(Dataset excerpt)

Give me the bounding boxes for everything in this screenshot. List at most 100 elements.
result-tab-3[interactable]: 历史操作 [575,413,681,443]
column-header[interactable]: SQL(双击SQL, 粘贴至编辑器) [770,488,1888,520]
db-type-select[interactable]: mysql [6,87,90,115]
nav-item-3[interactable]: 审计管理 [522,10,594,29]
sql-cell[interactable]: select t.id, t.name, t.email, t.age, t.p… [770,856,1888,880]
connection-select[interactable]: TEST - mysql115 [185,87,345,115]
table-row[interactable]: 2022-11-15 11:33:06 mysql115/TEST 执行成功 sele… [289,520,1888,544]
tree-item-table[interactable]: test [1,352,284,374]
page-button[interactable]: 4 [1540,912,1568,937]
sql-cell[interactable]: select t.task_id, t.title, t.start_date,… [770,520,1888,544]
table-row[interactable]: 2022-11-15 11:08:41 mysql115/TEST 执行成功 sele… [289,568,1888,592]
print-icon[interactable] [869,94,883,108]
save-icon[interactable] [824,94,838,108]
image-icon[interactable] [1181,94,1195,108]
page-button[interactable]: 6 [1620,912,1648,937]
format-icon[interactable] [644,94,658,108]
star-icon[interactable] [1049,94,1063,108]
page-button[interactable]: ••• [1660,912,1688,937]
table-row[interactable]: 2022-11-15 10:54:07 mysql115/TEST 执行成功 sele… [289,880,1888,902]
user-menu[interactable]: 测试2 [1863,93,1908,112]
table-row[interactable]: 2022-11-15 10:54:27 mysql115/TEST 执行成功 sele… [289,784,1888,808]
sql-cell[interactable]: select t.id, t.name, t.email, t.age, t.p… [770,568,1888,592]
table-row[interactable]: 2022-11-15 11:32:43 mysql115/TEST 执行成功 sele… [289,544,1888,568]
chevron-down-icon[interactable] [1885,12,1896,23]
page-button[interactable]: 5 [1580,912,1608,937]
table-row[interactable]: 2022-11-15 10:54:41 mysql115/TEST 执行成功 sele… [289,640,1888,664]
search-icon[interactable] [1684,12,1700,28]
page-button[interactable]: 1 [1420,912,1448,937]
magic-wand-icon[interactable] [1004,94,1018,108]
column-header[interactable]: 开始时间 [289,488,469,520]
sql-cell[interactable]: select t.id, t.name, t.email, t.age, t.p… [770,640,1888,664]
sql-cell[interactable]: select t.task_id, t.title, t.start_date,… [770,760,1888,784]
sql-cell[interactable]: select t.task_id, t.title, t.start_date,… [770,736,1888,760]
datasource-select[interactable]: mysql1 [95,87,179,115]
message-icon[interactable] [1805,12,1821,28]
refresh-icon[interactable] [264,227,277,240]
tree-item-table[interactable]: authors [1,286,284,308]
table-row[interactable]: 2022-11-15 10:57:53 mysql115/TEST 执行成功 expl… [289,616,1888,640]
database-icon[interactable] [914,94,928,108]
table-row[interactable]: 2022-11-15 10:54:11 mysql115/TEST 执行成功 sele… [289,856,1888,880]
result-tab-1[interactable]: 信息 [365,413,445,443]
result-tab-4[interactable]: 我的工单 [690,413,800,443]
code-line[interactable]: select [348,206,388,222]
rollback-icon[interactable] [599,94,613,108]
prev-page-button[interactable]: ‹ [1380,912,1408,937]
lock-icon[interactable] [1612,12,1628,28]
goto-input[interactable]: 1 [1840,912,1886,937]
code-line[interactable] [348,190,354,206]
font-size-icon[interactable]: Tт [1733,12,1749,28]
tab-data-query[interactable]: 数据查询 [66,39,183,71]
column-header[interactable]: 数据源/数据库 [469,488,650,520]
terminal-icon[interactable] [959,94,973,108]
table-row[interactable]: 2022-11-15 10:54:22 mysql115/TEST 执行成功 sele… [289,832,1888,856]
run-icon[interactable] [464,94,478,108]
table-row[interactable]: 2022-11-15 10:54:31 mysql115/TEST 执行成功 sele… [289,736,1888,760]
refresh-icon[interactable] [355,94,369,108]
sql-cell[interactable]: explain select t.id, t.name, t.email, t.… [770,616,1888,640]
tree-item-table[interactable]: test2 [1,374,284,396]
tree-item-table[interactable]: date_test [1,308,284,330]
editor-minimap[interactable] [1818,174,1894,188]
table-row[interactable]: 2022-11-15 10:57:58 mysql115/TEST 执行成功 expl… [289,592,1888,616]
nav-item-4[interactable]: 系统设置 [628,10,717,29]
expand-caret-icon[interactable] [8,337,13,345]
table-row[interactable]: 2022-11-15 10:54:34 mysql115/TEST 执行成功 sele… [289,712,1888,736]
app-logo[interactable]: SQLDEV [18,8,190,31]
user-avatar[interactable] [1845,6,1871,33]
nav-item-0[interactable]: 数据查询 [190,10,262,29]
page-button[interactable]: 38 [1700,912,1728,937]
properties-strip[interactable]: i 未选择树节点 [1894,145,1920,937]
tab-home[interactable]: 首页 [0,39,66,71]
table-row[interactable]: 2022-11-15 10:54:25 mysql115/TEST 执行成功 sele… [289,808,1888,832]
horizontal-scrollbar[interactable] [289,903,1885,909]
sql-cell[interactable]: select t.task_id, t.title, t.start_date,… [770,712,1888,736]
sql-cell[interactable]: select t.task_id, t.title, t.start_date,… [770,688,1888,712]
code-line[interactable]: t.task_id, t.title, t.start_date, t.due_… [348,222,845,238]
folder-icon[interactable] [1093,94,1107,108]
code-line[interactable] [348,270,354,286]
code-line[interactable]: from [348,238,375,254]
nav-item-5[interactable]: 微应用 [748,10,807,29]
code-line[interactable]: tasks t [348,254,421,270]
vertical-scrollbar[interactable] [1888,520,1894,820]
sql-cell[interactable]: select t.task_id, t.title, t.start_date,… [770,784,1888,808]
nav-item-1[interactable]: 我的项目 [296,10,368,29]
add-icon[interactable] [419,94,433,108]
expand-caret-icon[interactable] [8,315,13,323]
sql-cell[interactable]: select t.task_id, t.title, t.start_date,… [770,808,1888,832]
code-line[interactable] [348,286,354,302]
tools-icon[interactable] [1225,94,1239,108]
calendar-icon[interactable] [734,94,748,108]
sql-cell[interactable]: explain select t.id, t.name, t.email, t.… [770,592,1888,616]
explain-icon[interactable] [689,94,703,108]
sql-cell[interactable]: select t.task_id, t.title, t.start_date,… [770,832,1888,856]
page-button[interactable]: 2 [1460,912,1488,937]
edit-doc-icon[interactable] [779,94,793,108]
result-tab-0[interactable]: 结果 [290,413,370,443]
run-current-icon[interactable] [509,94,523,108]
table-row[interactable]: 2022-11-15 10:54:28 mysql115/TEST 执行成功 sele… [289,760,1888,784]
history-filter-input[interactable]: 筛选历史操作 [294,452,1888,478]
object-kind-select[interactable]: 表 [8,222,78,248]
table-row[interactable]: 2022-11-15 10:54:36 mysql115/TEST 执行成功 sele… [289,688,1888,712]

_Work to be completed_
Report every line of the items above that contains the string "header", matching case exactly.

_Result of the task_
column-header[interactable]: SQL(双击SQL, 粘贴至编辑器) [770,488,1888,520]
column-header[interactable]: 开始时间 [289,488,469,520]
column-header[interactable]: 数据源/数据库 [469,488,650,520]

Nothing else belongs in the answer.